Task brief:
From the entries below, gather every line containing the string "name".

Dataset:
####################
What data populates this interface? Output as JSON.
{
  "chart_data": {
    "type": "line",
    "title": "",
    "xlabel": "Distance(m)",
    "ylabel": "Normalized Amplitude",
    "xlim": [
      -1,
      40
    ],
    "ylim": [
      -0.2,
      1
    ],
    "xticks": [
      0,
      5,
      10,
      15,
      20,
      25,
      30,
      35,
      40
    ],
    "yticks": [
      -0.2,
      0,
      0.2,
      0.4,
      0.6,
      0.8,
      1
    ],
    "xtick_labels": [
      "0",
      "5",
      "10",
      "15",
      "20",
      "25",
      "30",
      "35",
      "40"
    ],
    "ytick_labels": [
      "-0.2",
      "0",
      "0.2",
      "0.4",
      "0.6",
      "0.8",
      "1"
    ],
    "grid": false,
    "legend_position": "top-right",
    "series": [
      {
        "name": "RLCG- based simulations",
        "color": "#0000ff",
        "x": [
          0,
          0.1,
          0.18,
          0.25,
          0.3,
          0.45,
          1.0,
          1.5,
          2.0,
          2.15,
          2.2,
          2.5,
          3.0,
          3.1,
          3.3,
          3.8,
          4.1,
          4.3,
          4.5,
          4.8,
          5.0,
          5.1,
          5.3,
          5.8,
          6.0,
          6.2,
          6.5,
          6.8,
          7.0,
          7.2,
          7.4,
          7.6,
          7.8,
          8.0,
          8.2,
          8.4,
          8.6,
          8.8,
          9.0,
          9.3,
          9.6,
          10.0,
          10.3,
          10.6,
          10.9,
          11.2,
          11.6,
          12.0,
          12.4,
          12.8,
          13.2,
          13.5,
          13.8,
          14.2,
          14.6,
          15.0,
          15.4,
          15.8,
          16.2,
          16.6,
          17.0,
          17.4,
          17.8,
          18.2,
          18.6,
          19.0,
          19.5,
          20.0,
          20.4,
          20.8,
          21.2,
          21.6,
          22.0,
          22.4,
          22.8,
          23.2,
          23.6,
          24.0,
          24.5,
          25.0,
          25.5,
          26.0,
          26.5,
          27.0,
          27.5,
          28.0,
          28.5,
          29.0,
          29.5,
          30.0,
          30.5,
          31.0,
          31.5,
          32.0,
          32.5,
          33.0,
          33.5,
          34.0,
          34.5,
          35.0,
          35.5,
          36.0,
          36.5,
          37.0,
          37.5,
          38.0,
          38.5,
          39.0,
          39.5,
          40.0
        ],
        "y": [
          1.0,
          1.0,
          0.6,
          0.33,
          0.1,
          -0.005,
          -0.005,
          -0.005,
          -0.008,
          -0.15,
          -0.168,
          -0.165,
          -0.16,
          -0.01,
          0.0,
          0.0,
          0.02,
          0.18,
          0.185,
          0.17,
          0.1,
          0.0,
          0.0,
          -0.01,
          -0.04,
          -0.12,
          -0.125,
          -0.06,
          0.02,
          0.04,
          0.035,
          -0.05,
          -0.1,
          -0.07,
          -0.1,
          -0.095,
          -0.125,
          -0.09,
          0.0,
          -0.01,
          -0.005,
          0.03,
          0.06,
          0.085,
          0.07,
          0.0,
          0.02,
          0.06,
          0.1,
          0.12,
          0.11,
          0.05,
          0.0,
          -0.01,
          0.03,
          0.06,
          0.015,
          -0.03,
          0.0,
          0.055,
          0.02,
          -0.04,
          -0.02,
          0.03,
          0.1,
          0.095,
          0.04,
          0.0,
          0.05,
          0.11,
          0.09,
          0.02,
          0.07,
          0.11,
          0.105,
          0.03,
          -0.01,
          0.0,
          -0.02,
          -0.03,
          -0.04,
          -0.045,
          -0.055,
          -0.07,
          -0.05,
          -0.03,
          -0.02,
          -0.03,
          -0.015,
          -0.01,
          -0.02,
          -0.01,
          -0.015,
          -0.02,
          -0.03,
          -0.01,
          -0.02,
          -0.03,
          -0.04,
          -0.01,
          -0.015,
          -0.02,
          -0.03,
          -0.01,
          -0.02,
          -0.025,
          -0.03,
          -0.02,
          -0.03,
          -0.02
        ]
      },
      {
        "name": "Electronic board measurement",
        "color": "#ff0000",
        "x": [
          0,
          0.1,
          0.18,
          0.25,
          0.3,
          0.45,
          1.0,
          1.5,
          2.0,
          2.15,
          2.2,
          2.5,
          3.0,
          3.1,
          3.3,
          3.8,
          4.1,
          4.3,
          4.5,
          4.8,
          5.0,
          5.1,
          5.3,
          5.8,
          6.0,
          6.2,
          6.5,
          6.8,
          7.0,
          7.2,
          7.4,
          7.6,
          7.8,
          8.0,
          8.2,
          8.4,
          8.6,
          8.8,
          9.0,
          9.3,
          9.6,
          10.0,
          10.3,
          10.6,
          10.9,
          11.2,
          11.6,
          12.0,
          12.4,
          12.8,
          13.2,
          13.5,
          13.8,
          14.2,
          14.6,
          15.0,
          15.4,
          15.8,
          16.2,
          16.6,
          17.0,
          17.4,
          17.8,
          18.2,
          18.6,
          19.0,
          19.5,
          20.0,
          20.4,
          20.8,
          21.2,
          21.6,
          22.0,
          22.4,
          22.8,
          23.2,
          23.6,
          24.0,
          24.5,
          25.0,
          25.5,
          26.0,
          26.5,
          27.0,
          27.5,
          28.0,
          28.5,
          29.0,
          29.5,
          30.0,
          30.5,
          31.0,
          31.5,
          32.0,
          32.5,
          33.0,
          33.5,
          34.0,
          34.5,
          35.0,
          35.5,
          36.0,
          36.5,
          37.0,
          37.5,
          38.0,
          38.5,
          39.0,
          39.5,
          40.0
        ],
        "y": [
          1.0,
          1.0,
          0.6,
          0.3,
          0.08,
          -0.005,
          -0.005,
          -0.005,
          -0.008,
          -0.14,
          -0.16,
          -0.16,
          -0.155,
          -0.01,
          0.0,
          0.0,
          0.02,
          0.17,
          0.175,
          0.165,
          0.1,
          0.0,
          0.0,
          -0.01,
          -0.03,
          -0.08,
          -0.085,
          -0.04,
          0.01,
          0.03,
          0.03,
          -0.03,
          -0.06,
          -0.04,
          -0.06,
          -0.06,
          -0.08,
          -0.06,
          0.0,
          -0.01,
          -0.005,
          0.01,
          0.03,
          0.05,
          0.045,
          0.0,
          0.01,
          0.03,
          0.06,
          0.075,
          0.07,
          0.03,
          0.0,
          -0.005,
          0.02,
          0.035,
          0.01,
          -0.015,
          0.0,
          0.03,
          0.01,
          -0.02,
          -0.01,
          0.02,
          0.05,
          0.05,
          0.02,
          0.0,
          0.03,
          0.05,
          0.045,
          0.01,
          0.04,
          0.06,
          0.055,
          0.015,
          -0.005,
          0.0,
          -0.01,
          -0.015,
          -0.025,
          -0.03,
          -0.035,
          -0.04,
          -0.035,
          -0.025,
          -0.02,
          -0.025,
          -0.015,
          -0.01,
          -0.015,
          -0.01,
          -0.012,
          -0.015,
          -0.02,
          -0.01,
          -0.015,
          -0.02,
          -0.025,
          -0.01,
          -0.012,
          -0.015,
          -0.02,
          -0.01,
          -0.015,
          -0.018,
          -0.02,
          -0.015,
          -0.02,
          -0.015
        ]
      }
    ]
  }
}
####################
Task solution:
        "name": "RLCG- based simulations",
        "name": "Electronic board measurement",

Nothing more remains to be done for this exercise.